_DIRECTIONS FOR THIS TASK_: Please write out the complete listing that follows, exactly as it reads.

[Data entries]

━━━━━━━━━━

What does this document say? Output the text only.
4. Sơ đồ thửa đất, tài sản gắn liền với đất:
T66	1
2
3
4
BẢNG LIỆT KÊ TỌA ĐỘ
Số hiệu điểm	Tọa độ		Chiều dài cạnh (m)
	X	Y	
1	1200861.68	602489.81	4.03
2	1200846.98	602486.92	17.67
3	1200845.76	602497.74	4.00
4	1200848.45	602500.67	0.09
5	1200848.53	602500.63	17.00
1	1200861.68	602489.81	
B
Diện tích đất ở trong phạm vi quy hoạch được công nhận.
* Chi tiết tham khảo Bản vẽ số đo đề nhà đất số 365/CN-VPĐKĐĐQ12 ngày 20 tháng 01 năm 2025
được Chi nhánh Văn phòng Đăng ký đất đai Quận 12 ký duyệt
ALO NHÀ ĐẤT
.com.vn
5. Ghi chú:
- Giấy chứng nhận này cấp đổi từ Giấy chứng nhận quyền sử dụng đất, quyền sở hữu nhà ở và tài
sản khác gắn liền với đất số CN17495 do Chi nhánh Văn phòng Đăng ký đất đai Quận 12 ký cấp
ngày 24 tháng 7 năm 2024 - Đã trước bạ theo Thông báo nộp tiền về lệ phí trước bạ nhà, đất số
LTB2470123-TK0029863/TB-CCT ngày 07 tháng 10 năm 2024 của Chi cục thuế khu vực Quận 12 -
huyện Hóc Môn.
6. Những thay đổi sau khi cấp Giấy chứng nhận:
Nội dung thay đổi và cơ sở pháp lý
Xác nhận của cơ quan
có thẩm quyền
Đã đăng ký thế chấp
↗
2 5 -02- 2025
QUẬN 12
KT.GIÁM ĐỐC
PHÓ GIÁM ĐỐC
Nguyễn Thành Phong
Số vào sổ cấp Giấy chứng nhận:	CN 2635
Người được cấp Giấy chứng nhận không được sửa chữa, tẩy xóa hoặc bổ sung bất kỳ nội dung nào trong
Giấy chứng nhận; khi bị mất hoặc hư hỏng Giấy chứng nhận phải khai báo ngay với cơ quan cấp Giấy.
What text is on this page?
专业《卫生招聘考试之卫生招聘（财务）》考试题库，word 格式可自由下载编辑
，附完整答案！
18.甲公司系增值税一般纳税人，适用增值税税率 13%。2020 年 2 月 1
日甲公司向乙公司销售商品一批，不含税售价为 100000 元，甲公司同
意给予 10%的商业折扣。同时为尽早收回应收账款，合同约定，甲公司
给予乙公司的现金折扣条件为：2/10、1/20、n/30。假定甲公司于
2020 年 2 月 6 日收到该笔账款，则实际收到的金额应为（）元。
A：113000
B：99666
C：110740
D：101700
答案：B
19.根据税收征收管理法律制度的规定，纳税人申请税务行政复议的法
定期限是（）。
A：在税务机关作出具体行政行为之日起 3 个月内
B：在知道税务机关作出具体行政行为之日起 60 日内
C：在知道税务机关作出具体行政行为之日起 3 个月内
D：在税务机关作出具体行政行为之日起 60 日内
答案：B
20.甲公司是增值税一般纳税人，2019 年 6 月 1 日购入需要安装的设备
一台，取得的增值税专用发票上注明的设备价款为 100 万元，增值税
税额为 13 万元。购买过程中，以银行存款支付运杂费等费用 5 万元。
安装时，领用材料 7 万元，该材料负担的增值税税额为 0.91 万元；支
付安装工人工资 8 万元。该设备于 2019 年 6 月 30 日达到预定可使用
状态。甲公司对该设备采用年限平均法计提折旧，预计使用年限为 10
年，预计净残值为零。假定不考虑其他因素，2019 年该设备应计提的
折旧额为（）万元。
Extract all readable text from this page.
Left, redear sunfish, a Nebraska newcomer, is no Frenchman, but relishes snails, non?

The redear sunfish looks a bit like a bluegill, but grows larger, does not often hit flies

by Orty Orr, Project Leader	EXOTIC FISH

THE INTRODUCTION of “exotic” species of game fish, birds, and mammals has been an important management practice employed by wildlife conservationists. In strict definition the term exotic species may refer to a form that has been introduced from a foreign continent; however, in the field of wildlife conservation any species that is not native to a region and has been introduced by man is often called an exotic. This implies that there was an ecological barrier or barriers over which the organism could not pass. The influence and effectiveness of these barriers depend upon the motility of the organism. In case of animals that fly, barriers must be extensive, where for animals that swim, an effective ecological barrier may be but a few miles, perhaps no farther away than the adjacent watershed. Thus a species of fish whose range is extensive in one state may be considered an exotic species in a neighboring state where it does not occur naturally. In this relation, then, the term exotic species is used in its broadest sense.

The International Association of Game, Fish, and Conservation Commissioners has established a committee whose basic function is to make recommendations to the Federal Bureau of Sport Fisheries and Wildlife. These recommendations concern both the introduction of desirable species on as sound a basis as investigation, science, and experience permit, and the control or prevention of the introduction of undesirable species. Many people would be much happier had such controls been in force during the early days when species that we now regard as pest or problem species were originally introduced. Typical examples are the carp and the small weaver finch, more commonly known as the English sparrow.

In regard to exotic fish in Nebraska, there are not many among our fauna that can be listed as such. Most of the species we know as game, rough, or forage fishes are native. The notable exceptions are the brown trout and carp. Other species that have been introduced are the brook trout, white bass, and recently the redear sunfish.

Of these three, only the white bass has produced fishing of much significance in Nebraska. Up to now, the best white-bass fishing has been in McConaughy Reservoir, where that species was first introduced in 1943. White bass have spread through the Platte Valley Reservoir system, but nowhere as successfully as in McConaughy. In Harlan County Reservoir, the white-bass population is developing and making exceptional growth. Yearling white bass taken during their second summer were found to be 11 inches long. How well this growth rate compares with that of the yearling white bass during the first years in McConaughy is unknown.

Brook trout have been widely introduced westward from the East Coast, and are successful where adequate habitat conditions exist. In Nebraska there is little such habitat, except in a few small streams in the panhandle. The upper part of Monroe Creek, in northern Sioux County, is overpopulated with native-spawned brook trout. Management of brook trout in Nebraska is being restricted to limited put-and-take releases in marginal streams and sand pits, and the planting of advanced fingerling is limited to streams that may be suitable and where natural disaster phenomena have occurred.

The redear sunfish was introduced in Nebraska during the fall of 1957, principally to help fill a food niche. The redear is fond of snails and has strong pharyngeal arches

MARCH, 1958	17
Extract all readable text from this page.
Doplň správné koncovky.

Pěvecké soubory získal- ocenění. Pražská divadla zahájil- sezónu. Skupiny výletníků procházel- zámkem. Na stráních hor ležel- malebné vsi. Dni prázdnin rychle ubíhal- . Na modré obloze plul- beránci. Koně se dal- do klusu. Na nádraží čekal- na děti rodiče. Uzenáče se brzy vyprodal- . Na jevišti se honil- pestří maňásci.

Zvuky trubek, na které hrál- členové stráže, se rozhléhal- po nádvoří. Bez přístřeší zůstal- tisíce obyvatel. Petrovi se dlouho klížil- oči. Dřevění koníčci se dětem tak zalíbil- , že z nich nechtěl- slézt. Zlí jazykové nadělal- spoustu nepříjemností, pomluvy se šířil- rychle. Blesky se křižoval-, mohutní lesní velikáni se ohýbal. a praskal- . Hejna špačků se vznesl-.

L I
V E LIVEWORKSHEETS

━━━━━━━━━━

_THE COMPLETED TASK_:
What does this document say? Output the text only.
4. Sơ đồ thửa đất, tài sản gắn liền với đất:
T66	1
2
3
4
BẢNG LIỆT KÊ TỌA ĐỘ
Số hiệu điểm	Tọa độ		Chiều dài cạnh (m)
	X	Y	
1	1200861.68	602489.81	4.03
2	1200846.98	602486.92	17.67
3	1200845.76	602497.74	4.00
4	1200848.45	602500.67	0.09
5	1200848.53	602500.63	17.00
1	1200861.68	602489.81	
B
Diện tích đất ở trong phạm vi quy hoạch được công nhận.
* Chi tiết tham khảo Bản vẽ số đo đề nhà đất số 365/CN-VPĐKĐĐQ12 ngày 20 tháng 01 năm 2025
được Chi nhánh Văn phòng Đăng ký đất đai Quận 12 ký duyệt
ALO NHÀ ĐẤT
.com.vn
5. Ghi chú:
- Giấy chứng nhận này cấp đổi từ Giấy chứng nhận quyền sử dụng đất, quyền sở hữu nhà ở và tài
sản khác gắn liền với đất số CN17495 do Chi nhánh Văn phòng Đăng ký đất đai Quận 12 ký cấp
ngày 24 tháng 7 năm 2024 - Đã trước bạ theo Thông báo nộp tiền về lệ phí trước bạ nhà, đất số
LTB2470123-TK0029863/TB-CCT ngày 07 tháng 10 năm 2024 của Chi cục thuế khu vực Quận 12 -
huyện Hóc Môn.
6. Những thay đổi sau khi cấp Giấy chứng nhận:
Nội dung thay đổi và cơ sở pháp lý
Xác nhận của cơ quan
có thẩm quyền
Đã đăng ký thế chấp
↗
2 5 -02- 2025
QUẬN 12
KT.GIÁM ĐỐC
PHÓ GIÁM ĐỐC
Nguyễn Thành Phong
Số vào sổ cấp Giấy chứng nhận:	CN 2635
Người được cấp Giấy chứng nhận không được sửa chữa, tẩy xóa hoặc bổ sung bất kỳ nội dung nào trong
Giấy chứng nhận; khi bị mất hoặc hư hỏng Giấy chứng nhận phải khai báo ngay với cơ quan cấp Giấy.
What text is on this page?
专业《卫生招聘考试之卫生招聘（财务）》考试题库，word 格式可自由下载编辑
，附完整答案！
18.甲公司系增值税一般纳税人，适用增值税税率 13%。2020 年 2 月 1
日甲公司向乙公司销售商品一批，不含税售价为 100000 元，甲公司同
意给予 10%的商业折扣。同时为尽早收回应收账款，合同约定，甲公司
给予乙公司的现金折扣条件为：2/10、1/20、n/30。假定甲公司于
2020 年 2 月 6 日收到该笔账款，则实际收到的金额应为（）元。
A：113000
B：99666
C：110740
D：101700
答案：B
19.根据税收征收管理法律制度的规定，纳税人申请税务行政复议的法
定期限是（）。
A：在税务机关作出具体行政行为之日起 3 个月内
B：在知道税务机关作出具体行政行为之日起 60 日内
C：在知道税务机关作出具体行政行为之日起 3 个月内
D：在税务机关作出具体行政行为之日起 60 日内
答案：B
20.甲公司是增值税一般纳税人，2019 年 6 月 1 日购入需要安装的设备
一台，取得的增值税专用发票上注明的设备价款为 100 万元，增值税
税额为 13 万元。购买过程中，以银行存款支付运杂费等费用 5 万元。
安装时，领用材料 7 万元，该材料负担的增值税税额为 0.91 万元；支
付安装工人工资 8 万元。该设备于 2019 年 6 月 30 日达到预定可使用
状态。甲公司对该设备采用年限平均法计提折旧，预计使用年限为 10
年，预计净残值为零。假定不考虑其他因素，2019 年该设备应计提的
折旧额为（）万元。
Extract all readable text from this page.
Left, redear sunfish, a Nebraska newcomer, is no Frenchman, but relishes snails, non?

The redear sunfish looks a bit like a bluegill, but grows larger, does not often hit flies

by Orty Orr, Project Leader	EXOTIC FISH

THE INTRODUCTION of “exotic” species of game fish, birds, and mammals has been an important management practice employed by wildlife conservationists. In strict definition the term exotic species may refer to a form that has been introduced from a foreign continent; however, in the field of wildlife conservation any species that is not native to a region and has been introduced by man is often called an exotic. This implies that there was an ecological barrier or barriers over which the organism could not pass. The influence and effectiveness of these barriers depend upon the motility of the organism. In case of animals that fly, barriers must be extensive, where for animals that swim, an effective ecological barrier may be but a few miles, perhaps no farther away than the adjacent watershed. Thus a species of fish whose range is extensive in one state may be considered an exotic species in a neighboring state where it does not occur naturally. In this relation, then, the term exotic species is used in its broadest sense.

The International Association of Game, Fish, and Conservation Commissioners has established a committee whose basic function is to make recommendations to the Federal Bureau of Sport Fisheries and Wildlife. These recommendations concern both the introduction of desirable species on as sound a basis as investigation, science, and experience permit, and the control or prevention of the introduction of undesirable species. Many people would be much happier had such controls been in force during the early days when species that we now regard as pest or problem species were originally introduced. Typical examples are the carp and the small weaver finch, more commonly known as the English sparrow.

In regard to exotic fish in Nebraska, there are not many among our fauna that can be listed as such. Most of the species we know as game, rough, or forage fishes are native. The notable exceptions are the brown trout and carp. Other species that have been introduced are the brook trout, white bass, and recently the redear sunfish.

Of these three, only the white bass has produced fishing of much significance in Nebraska. Up to now, the best white-bass fishing has been in McConaughy Reservoir, where that species was first introduced in 1943. White bass have spread through the Platte Valley Reservoir system, but nowhere as successfully as in McConaughy. In Harlan County Reservoir, the white-bass population is developing and making exceptional growth. Yearling white bass taken during their second summer were found to be 11 inches long. How well this growth rate compares with that of the yearling white bass during the first years in McConaughy is unknown.

Brook trout have been widely introduced westward from the East Coast, and are successful where adequate habitat conditions exist. In Nebraska there is little such habitat, except in a few small streams in the panhandle. The upper part of Monroe Creek, in northern Sioux County, is overpopulated with native-spawned brook trout. Management of brook trout in Nebraska is being restricted to limited put-and-take releases in marginal streams and sand pits, and the planting of advanced fingerling is limited to streams that may be suitable and where natural disaster phenomena have occurred.

The redear sunfish was introduced in Nebraska during the fall of 1957, principally to help fill a food niche. The redear is fond of snails and has strong pharyngeal arches

MARCH, 1958	17
Extract all readable text from this page.
Doplň správné koncovky.

Pěvecké soubory získal- ocenění. Pražská divadla zahájil- sezónu. Skupiny výletníků procházel- zámkem. Na stráních hor ležel- malebné vsi. Dni prázdnin rychle ubíhal- . Na modré obloze plul- beránci. Koně se dal- do klusu. Na nádraží čekal- na děti rodiče. Uzenáče se brzy vyprodal- . Na jevišti se honil- pestří maňásci.

Zvuky trubek, na které hrál- členové stráže, se rozhléhal- po nádvoří. Bez přístřeší zůstal- tisíce obyvatel. Petrovi se dlouho klížil- oči. Dřevění koníčci se dětem tak zalíbil- , že z nich nechtěl- slézt. Zlí jazykové nadělal- spoustu nepříjemností, pomluvy se šířil- rychle. Blesky se křižoval-, mohutní lesní velikáni se ohýbal. a praskal- . Hejna špačků se vznesl-.

L I
V E LIVEWORKSHEETS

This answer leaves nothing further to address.